## START

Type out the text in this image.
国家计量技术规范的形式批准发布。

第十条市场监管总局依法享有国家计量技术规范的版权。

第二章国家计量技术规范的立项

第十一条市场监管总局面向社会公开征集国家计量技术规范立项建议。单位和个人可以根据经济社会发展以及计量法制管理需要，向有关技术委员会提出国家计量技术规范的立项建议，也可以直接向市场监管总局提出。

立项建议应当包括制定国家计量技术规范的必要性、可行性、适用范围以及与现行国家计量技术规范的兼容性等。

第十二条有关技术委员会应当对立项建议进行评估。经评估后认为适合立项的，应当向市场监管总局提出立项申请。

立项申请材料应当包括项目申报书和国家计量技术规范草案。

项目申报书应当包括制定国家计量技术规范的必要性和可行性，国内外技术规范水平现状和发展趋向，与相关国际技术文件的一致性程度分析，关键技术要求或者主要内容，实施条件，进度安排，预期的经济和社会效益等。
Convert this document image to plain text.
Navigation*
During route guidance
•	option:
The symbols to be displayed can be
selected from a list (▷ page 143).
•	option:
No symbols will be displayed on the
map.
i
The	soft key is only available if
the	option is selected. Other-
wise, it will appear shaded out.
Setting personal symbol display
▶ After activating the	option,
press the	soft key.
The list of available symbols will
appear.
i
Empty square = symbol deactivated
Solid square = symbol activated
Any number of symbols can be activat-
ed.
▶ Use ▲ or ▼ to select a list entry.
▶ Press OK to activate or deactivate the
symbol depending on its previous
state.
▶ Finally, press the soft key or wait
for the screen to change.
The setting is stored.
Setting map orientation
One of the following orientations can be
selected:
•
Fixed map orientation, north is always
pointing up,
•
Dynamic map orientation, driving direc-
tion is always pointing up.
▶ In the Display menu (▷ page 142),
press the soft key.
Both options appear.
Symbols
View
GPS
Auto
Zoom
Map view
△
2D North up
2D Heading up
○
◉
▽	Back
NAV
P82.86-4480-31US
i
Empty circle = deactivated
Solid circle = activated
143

## END

- [Problem details]: Word for word, write out the data.

- [In response]:
Type out the text in this image.
国家计量技术规范的形式批准发布。

第十条市场监管总局依法享有国家计量技术规范的版权。

第二章国家计量技术规范的立项

第十一条市场监管总局面向社会公开征集国家计量技术规范立项建议。单位和个人可以根据经济社会发展以及计量法制管理需要，向有关技术委员会提出国家计量技术规范的立项建议，也可以直接向市场监管总局提出。

立项建议应当包括制定国家计量技术规范的必要性、可行性、适用范围以及与现行国家计量技术规范的兼容性等。

第十二条有关技术委员会应当对立项建议进行评估。经评估后认为适合立项的，应当向市场监管总局提出立项申请。

立项申请材料应当包括项目申报书和国家计量技术规范草案。

项目申报书应当包括制定国家计量技术规范的必要性和可行性，国内外技术规范水平现状和发展趋向，与相关国际技术文件的一致性程度分析，关键技术要求或者主要内容，实施条件，进度安排，预期的经济和社会效益等。
Convert this document image to plain text.
Navigation*
During route guidance
•	option:
The symbols to be displayed can be
selected from a list (▷ page 143).
•	option:
No symbols will be displayed on the
map.
i
The	soft key is only available if
the	option is selected. Other-
wise, it will appear shaded out.
Setting personal symbol display
▶ After activating the	option,
press the	soft key.
The list of available symbols will
appear.
i
Empty square = symbol deactivated
Solid square = symbol activated
Any number of symbols can be activat-
ed.
▶ Use ▲ or ▼ to select a list entry.
▶ Press OK to activate or deactivate the
symbol depending on its previous
state.
▶ Finally, press the soft key or wait
for the screen to change.
The setting is stored.
Setting map orientation
One of the following orientations can be
selected:
•
Fixed map orientation, north is always
pointing up,
•
Dynamic map orientation, driving direc-
tion is always pointing up.
▶ In the Display menu (▷ page 142),
press the soft key.
Both options appear.
Symbols
View
GPS
Auto
Zoom
Map view
△
2D North up
2D Heading up
○
◉
▽	Back
NAV
P82.86-4480-31US
i
Empty circle = deactivated
Solid circle = activated
143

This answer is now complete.